Dataset entries on figures
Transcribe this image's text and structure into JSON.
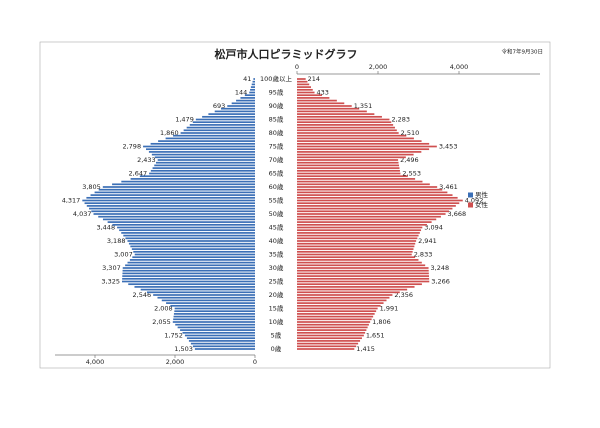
{
  "chart_data": {
    "type": "pyramid",
    "title": "松戸市人口ピラミッドグラフ",
    "annotation": "令和7年9月30日",
    "categories": [
      "0歳",
      null,
      null,
      null,
      null,
      "5歳",
      null,
      null,
      null,
      null,
      "10歳",
      null,
      null,
      null,
      null,
      "15歳",
      null,
      null,
      null,
      null,
      "20歳",
      null,
      null,
      null,
      null,
      "25歳",
      null,
      null,
      null,
      null,
      "30歳",
      null,
      null,
      null,
      null,
      "35歳",
      null,
      null,
      null,
      null,
      "40歳",
      null,
      null,
      null,
      null,
      "45歳",
      null,
      null,
      null,
      null,
      "50歳",
      null,
      null,
      null,
      null,
      "55歳",
      null,
      null,
      null,
      null,
      "60歳",
      null,
      null,
      null,
      null,
      "65歳",
      null,
      null,
      null,
      null,
      "70歳",
      null,
      null,
      null,
      null,
      "75歳",
      null,
      null,
      null,
      null,
      "80歳",
      null,
      null,
      null,
      null,
      "85歳",
      null,
      null,
      null,
      null,
      "90歳",
      null,
      null,
      null,
      null,
      "95歳",
      null,
      null,
      null,
      null,
      "100歳以上"
    ],
    "xlim": [
      0,
      5000
    ],
    "xticks": [
      {
        "value": 4000,
        "label": "4,000"
      },
      {
        "value": 2000,
        "label": "2,000"
      },
      0
    ],
    "x2lim": [
      0,
      6000
    ],
    "x2ticks": [
      0,
      {
        "value": 2000,
        "label": "2,000"
      },
      {
        "value": 4000,
        "label": "4,000"
      }
    ],
    "series": [
      {
        "name": "男性",
        "color": "#3b6fb6",
        "axis": "x",
        "values": [
          1503,
          1553,
          1603,
          1652,
          1702,
          1752,
          1813,
          1873,
          1934,
          1994,
          2055,
          2046,
          2036,
          2027,
          2017,
          2008,
          2116,
          2223,
          2331,
          2438,
          2546,
          2702,
          2858,
          3013,
          3169,
          3325,
          3321,
          3318,
          3314,
          3311,
          3307,
          3247,
          3187,
          3127,
          3067,
          3007,
          3043,
          3079,
          3116,
          3152,
          3188,
          3240,
          3292,
          3344,
          3396,
          3448,
          3566,
          3684,
          3801,
          3919,
          4037,
          4093,
          4149,
          4205,
          4261,
          4317,
          4215,
          4112,
          4010,
          3907,
          3805,
          3573,
          3342,
          3110,
          2879,
          2647,
          2604,
          2561,
          2519,
          2476,
          2433,
          2506,
          2579,
          2652,
          2725,
          2798,
          2610,
          2423,
          2235,
          2048,
          1860,
          1784,
          1708,
          1631,
          1555,
          1479,
          1322,
          1165,
          1007,
          850,
          693,
          583,
          473,
          364,
          254,
          144,
          123,
          103,
          82,
          62,
          41
        ],
        "value_labels": [
          "1,503",
          null,
          null,
          null,
          null,
          "1,752",
          null,
          null,
          null,
          null,
          "2,055",
          null,
          null,
          null,
          null,
          "2,008",
          null,
          null,
          null,
          null,
          "2,546",
          null,
          null,
          null,
          null,
          "3,325",
          null,
          null,
          null,
          null,
          "3,307",
          null,
          null,
          null,
          null,
          "3,007",
          null,
          null,
          null,
          null,
          "3,188",
          null,
          null,
          null,
          null,
          "3,448",
          null,
          null,
          null,
          null,
          "4,037",
          null,
          null,
          null,
          null,
          "4,317",
          null,
          null,
          null,
          null,
          "3,805",
          null,
          null,
          null,
          null,
          "2,647",
          null,
          null,
          null,
          null,
          "2,433",
          null,
          null,
          null,
          null,
          "2,798",
          null,
          null,
          null,
          null,
          "1,860",
          null,
          null,
          null,
          null,
          "1,479",
          null,
          null,
          null,
          null,
          "693",
          null,
          null,
          null,
          null,
          "144",
          null,
          null,
          null,
          null,
          "41"
        ]
      },
      {
        "name": "女性",
        "color": "#cf4f4f",
        "axis": "x2",
        "values": [
          1415,
          1462,
          1509,
          1557,
          1604,
          1651,
          1682,
          1713,
          1744,
          1775,
          1806,
          1843,
          1880,
          1917,
          1954,
          1991,
          2064,
          2137,
          2210,
          2283,
          2356,
          2538,
          2720,
          2902,
          3084,
          3266,
          3262,
          3259,
          3255,
          3252,
          3248,
          3165,
          3082,
          2999,
          2916,
          2833,
          2855,
          2876,
          2898,
          2919,
          2941,
          2972,
          3002,
          3033,
          3063,
          3094,
          3209,
          3324,
          3438,
          3553,
          3668,
          3753,
          3838,
          3922,
          4007,
          4092,
          3966,
          3840,
          3713,
          3587,
          3461,
          3279,
          3098,
          2916,
          2735,
          2553,
          2542,
          2530,
          2519,
          2507,
          2496,
          2687,
          2879,
          3070,
          3262,
          3453,
          3264,
          3076,
          2887,
          2699,
          2510,
          2465,
          2419,
          2374,
          2328,
          2283,
          2097,
          1910,
          1724,
          1537,
          1351,
          1167,
          984,
          800,
          617,
          433,
          389,
          345,
          302,
          258,
          214
        ],
        "value_labels": [
          "1,415",
          null,
          null,
          null,
          null,
          "1,651",
          null,
          null,
          null,
          null,
          "1,806",
          null,
          null,
          null,
          null,
          "1,991",
          null,
          null,
          null,
          null,
          "2,356",
          null,
          null,
          null,
          null,
          "3,266",
          null,
          null,
          null,
          null,
          "3,248",
          null,
          null,
          null,
          null,
          "2,833",
          null,
          null,
          null,
          null,
          "2,941",
          null,
          null,
          null,
          null,
          "3,094",
          null,
          null,
          null,
          null,
          "3,668",
          null,
          null,
          null,
          null,
          "4,092",
          null,
          null,
          null,
          null,
          "3,461",
          null,
          null,
          null,
          null,
          "2,553",
          null,
          null,
          null,
          null,
          "2,496",
          null,
          null,
          null,
          null,
          "3,453",
          null,
          null,
          null,
          null,
          "2,510",
          null,
          null,
          null,
          null,
          "2,283",
          null,
          null,
          null,
          null,
          "1,351",
          null,
          null,
          null,
          null,
          "433",
          null,
          null,
          null,
          null,
          "214"
        ]
      }
    ]
  }
}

Written exercise |
Every entry must be transcribed exactly. Pictures do not belong in the copy.

Solution below |
Transcribe this image's text and structure into JSON.
{
  "chart_data": {
    "type": "pyramid",
    "title": "松戸市人口ピラミッドグラフ",
    "annotation": "令和7年9月30日",
    "categories": [
      "0歳",
      null,
      null,
      null,
      null,
      "5歳",
      null,
      null,
      null,
      null,
      "10歳",
      null,
      null,
      null,
      null,
      "15歳",
      null,
      null,
      null,
      null,
      "20歳",
      null,
      null,
      null,
      null,
      "25歳",
      null,
      null,
      null,
      null,
      "30歳",
      null,
      null,
      null,
      null,
      "35歳",
      null,
      null,
      null,
      null,
      "40歳",
      null,
      null,
      null,
      null,
      "45歳",
      null,
      null,
      null,
      null,
      "50歳",
      null,
      null,
      null,
      null,
      "55歳",
      null,
      null,
      null,
      null,
      "60歳",
      null,
      null,
      null,
      null,
      "65歳",
      null,
      null,
      null,
      null,
      "70歳",
      null,
      null,
      null,
      null,
      "75歳",
      null,
      null,
      null,
      null,
      "80歳",
      null,
      null,
      null,
      null,
      "85歳",
      null,
      null,
      null,
      null,
      "90歳",
      null,
      null,
      null,
      null,
      "95歳",
      null,
      null,
      null,
      null,
      "100歳以上"
    ],
    "xlim": [
      0,
      5000
    ],
    "xticks": [
      {
        "value": 4000,
        "label": "4,000"
      },
      {
        "value": 2000,
        "label": "2,000"
      },
      0
    ],
    "x2lim": [
      0,
      6000
    ],
    "x2ticks": [
      0,
      {
        "value": 2000,
        "label": "2,000"
      },
      {
        "value": 4000,
        "label": "4,000"
      }
    ],
    "series": [
      {
        "name": "男性",
        "color": "#3b6fb6",
        "axis": "x",
        "values": [
          1503,
          1553,
          1603,
          1652,
          1702,
          1752,
          1813,
          1873,
          1934,
          1994,
          2055,
          2046,
          2036,
          2027,
          2017,
          2008,
          2116,
          2223,
          2331,
          2438,
          2546,
          2702,
          2858,
          3013,
          3169,
          3325,
          3321,
          3318,
          3314,
          3311,
          3307,
          3247,
          3187,
          3127,
          3067,
          3007,
          3043,
          3079,
          3116,
          3152,
          3188,
          3240,
          3292,
          3344,
          3396,
          3448,
          3566,
          3684,
          3801,
          3919,
          4037,
          4093,
          4149,
          4205,
          4261,
          4317,
          4215,
          4112,
          4010,
          3907,
          3805,
          3573,
          3342,
          3110,
          2879,
          2647,
          2604,
          2561,
          2519,
          2476,
          2433,
          2506,
          2579,
          2652,
          2725,
          2798,
          2610,
          2423,
          2235,
          2048,
          1860,
          1784,
          1708,
          1631,
          1555,
          1479,
          1322,
          1165,
          1007,
          850,
          693,
          583,
          473,
          364,
          254,
          144,
          123,
          103,
          82,
          62,
          41
        ],
        "value_labels": [
          "1,503",
          null,
          null,
          null,
          null,
          "1,752",
          null,
          null,
          null,
          null,
          "2,055",
          null,
          null,
          null,
          null,
          "2,008",
          null,
          null,
          null,
          null,
          "2,546",
          null,
          null,
          null,
          null,
          "3,325",
          null,
          null,
          null,
          null,
          "3,307",
          null,
          null,
          null,
          null,
          "3,007",
          null,
          null,
          null,
          null,
          "3,188",
          null,
          null,
          null,
          null,
          "3,448",
          null,
          null,
          null,
          null,
          "4,037",
          null,
          null,
          null,
          null,
          "4,317",
          null,
          null,
          null,
          null,
          "3,805",
          null,
          null,
          null,
          null,
          "2,647",
          null,
          null,
          null,
          null,
          "2,433",
          null,
          null,
          null,
          null,
          "2,798",
          null,
          null,
          null,
          null,
          "1,860",
          null,
          null,
          null,
          null,
          "1,479",
          null,
          null,
          null,
          null,
          "693",
          null,
          null,
          null,
          null,
          "144",
          null,
          null,
          null,
          null,
          "41"
        ]
      },
      {
        "name": "女性",
        "color": "#cf4f4f",
        "axis": "x2",
        "values": [
          1415,
          1462,
          1509,
          1557,
          1604,
          1651,
          1682,
          1713,
          1744,
          1775,
          1806,
          1843,
          1880,
          1917,
          1954,
          1991,
          2064,
          2137,
          2210,
          2283,
          2356,
          2538,
          2720,
          2902,
          3084,
          3266,
          3262,
          3259,
          3255,
          3252,
          3248,
          3165,
          3082,
          2999,
          2916,
          2833,
          2855,
          2876,
          2898,
          2919,
          2941,
          2972,
          3002,
          3033,
          3063,
          3094,
          3209,
          3324,
          3438,
          3553,
          3668,
          3753,
          3838,
          3922,
          4007,
          4092,
          3966,
          3840,
          3713,
          3587,
          3461,
          3279,
          3098,
          2916,
          2735,
          2553,
          2542,
          2530,
          2519,
          2507,
          2496,
          2687,
          2879,
          3070,
          3262,
          3453,
          3264,
          3076,
          2887,
          2699,
          2510,
          2465,
          2419,
          2374,
          2328,
          2283,
          2097,
          1910,
          1724,
          1537,
          1351,
          1167,
          984,
          800,
          617,
          433,
          389,
          345,
          302,
          258,
          214
        ],
        "value_labels": [
          "1,415",
          null,
          null,
          null,
          null,
          "1,651",
          null,
          null,
          null,
          null,
          "1,806",
          null,
          null,
          null,
          null,
          "1,991",
          null,
          null,
          null,
          null,
          "2,356",
          null,
          null,
          null,
          null,
          "3,266",
          null,
          null,
          null,
          null,
          "3,248",
          null,
          null,
          null,
          null,
          "2,833",
          null,
          null,
          null,
          null,
          "2,941",
          null,
          null,
          null,
          null,
          "3,094",
          null,
          null,
          null,
          null,
          "3,668",
          null,
          null,
          null,
          null,
          "4,092",
          null,
          null,
          null,
          null,
          "3,461",
          null,
          null,
          null,
          null,
          "2,553",
          null,
          null,
          null,
          null,
          "2,496",
          null,
          null,
          null,
          null,
          "3,453",
          null,
          null,
          null,
          null,
          "2,510",
          null,
          null,
          null,
          null,
          "2,283",
          null,
          null,
          null,
          null,
          "1,351",
          null,
          null,
          null,
          null,
          "433",
          null,
          null,
          null,
          null,
          "214"
        ]
      }
    ]
  }
}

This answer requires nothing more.